* **Records supplied**:
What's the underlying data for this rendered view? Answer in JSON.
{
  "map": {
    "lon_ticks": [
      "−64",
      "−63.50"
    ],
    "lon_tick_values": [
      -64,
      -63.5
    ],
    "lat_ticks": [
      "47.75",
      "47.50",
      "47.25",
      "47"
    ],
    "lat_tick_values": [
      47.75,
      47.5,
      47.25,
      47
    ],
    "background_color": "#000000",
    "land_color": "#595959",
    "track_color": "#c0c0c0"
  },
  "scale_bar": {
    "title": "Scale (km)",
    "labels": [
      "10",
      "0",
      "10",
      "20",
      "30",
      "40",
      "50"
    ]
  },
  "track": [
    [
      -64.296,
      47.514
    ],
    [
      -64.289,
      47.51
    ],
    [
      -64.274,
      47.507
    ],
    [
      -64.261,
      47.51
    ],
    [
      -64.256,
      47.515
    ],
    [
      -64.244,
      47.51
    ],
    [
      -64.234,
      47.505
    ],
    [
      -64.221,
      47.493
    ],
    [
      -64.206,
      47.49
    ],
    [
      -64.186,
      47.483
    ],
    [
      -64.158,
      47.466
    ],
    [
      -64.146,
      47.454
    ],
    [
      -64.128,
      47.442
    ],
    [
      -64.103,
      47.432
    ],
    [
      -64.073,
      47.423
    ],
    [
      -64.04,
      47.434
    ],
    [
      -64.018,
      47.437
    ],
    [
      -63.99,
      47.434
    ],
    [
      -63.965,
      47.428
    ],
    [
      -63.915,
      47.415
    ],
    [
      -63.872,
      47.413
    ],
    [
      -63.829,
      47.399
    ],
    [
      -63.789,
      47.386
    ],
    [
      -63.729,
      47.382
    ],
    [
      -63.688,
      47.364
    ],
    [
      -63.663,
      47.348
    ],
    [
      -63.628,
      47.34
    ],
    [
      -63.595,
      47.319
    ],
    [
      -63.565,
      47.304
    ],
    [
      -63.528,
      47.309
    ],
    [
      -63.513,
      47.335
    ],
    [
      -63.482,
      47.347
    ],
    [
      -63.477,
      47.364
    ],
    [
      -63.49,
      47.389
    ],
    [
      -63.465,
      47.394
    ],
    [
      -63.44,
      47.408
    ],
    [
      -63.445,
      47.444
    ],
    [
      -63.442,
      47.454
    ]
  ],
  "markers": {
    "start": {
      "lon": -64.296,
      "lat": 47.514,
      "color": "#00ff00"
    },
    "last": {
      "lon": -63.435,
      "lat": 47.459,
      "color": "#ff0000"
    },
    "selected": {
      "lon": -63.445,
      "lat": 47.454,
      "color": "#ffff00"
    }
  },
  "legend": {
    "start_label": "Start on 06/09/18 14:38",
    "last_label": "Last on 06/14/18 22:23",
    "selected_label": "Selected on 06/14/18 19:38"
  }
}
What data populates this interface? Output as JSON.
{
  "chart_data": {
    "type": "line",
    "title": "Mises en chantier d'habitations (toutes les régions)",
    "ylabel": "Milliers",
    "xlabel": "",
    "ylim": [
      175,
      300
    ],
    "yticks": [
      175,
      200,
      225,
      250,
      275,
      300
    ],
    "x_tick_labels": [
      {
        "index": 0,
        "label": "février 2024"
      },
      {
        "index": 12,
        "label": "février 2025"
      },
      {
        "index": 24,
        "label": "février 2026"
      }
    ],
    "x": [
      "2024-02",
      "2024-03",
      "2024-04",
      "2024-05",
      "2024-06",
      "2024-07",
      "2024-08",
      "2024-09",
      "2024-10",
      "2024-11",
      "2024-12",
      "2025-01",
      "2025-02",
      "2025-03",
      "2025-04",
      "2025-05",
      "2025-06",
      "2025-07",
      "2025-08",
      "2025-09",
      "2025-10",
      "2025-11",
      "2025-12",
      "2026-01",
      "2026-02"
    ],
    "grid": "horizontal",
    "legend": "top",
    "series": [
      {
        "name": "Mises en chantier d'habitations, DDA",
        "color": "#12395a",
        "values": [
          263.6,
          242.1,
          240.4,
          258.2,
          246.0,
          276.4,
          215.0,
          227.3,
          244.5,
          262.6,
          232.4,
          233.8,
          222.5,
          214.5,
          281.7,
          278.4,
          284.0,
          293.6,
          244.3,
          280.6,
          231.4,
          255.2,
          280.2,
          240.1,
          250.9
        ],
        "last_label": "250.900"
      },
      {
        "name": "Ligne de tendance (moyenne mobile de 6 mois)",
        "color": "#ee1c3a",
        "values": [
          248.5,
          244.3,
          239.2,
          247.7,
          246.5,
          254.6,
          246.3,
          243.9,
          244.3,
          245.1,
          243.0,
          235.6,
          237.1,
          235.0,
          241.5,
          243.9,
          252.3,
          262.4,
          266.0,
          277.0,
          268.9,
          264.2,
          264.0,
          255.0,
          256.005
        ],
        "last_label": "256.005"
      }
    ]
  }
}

==

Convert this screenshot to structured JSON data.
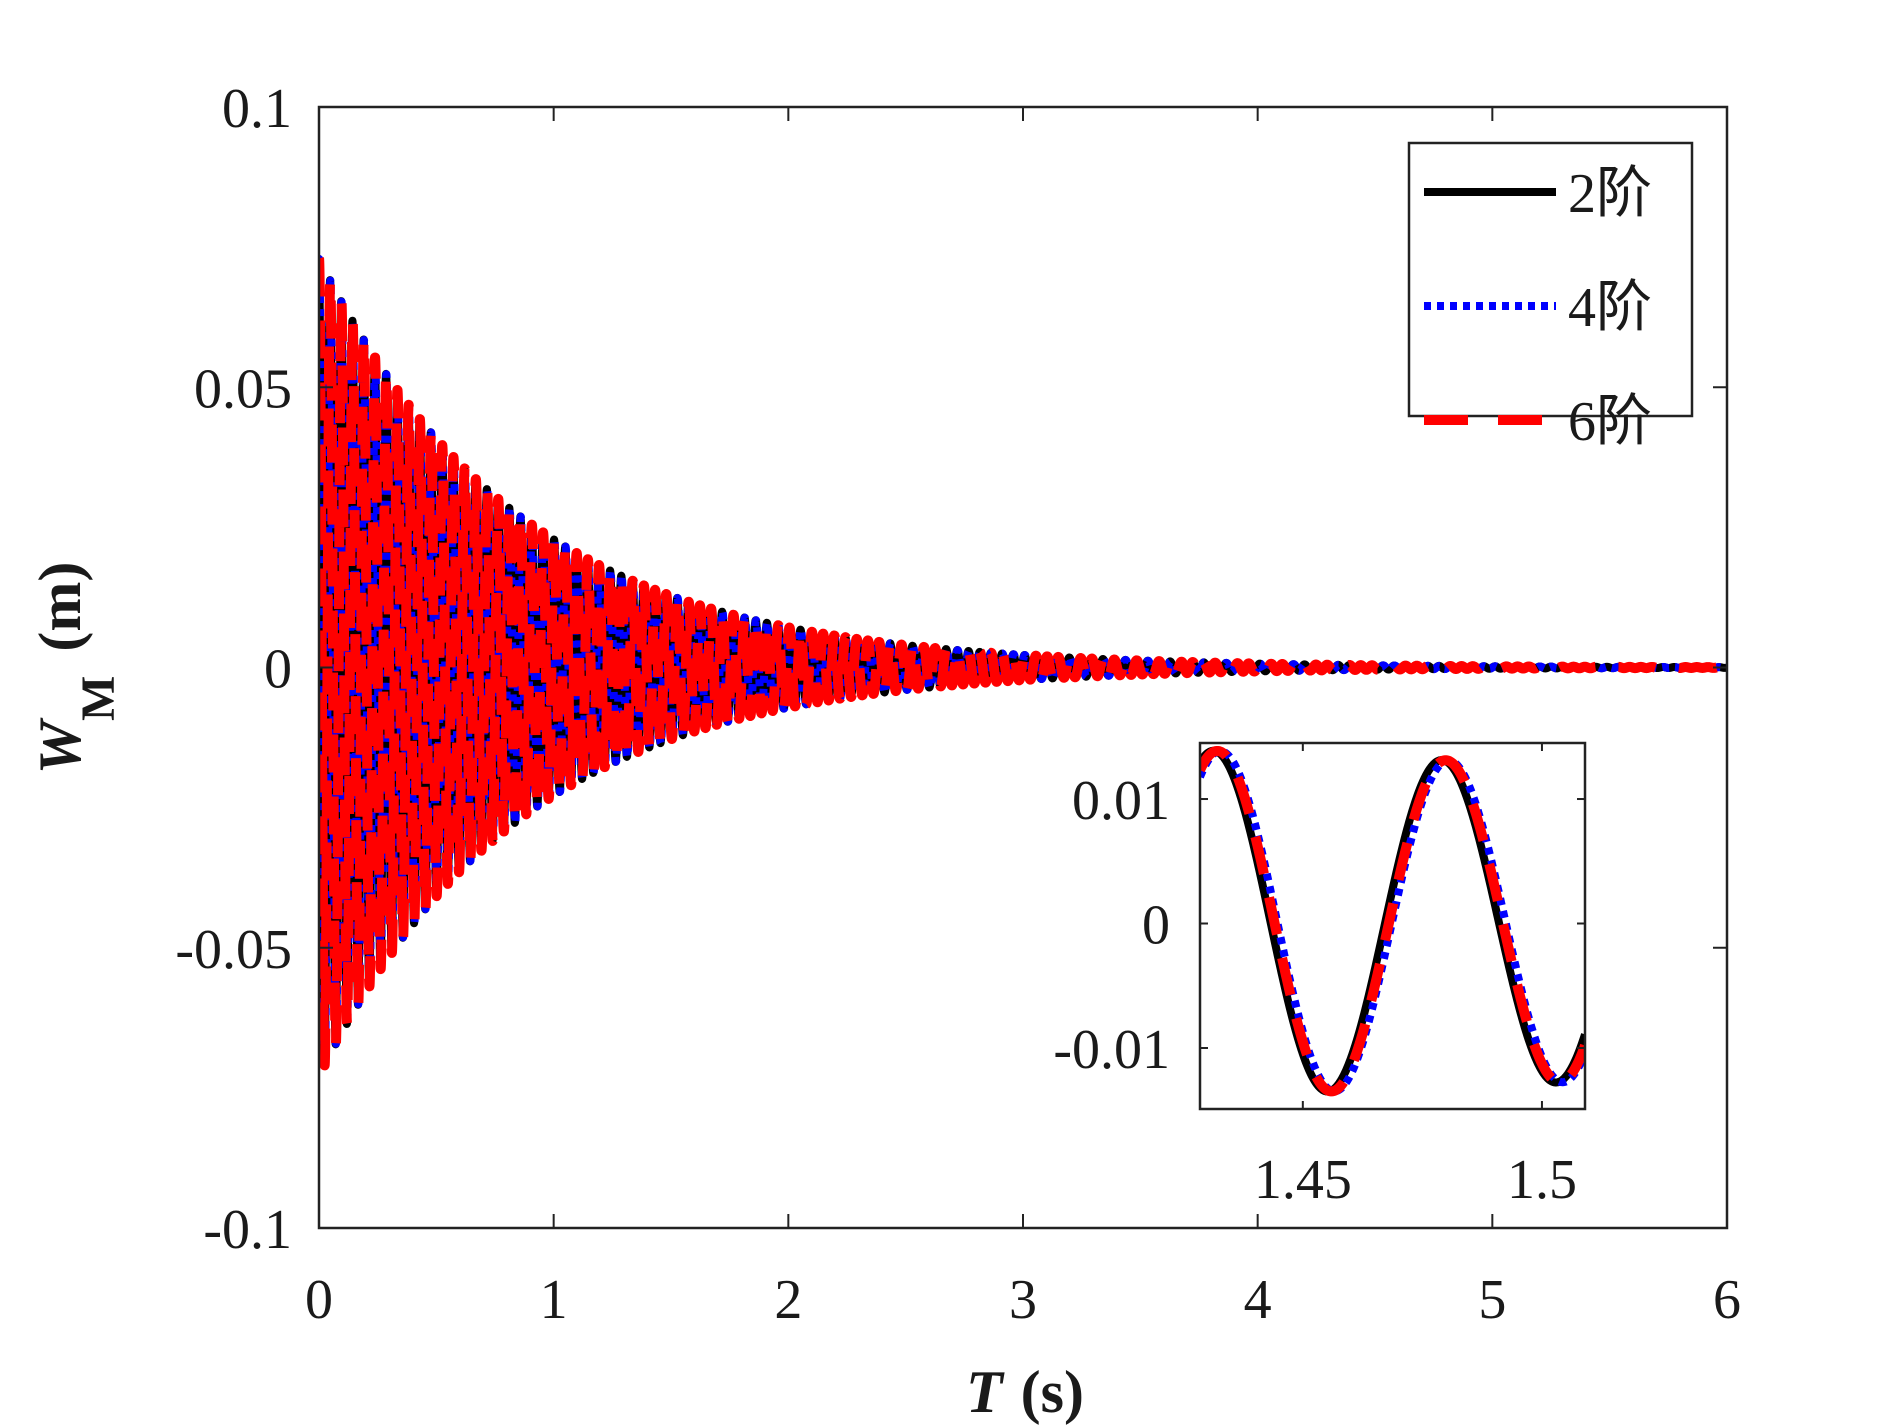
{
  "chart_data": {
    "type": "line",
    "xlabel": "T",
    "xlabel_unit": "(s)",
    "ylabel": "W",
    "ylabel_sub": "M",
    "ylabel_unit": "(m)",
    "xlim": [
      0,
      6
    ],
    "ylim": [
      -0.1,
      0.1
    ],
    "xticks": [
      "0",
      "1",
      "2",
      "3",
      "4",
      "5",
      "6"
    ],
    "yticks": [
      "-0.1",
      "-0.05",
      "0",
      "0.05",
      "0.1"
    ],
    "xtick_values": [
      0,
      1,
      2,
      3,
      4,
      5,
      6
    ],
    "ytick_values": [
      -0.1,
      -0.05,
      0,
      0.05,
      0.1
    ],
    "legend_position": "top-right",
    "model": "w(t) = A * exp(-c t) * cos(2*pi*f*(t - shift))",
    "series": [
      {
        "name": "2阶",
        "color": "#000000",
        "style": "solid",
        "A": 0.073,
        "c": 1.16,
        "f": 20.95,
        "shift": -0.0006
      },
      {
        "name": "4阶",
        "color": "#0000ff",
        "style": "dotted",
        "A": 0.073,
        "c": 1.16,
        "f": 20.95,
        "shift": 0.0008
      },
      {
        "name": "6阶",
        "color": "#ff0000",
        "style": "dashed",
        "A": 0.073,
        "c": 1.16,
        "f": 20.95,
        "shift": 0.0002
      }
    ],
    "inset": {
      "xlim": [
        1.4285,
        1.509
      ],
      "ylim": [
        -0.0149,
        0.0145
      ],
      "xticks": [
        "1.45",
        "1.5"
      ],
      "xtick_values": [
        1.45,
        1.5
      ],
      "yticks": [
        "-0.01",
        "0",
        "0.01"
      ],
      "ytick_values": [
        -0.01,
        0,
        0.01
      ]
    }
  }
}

* **Given task**: Scan the records for the string "chantier". Copy each line in which it appears.

* **Correct response**:
    "title": "Mises en chantier d'habitations (toutes les régions)",
        "name": "Mises en chantier d'habitations, DDA",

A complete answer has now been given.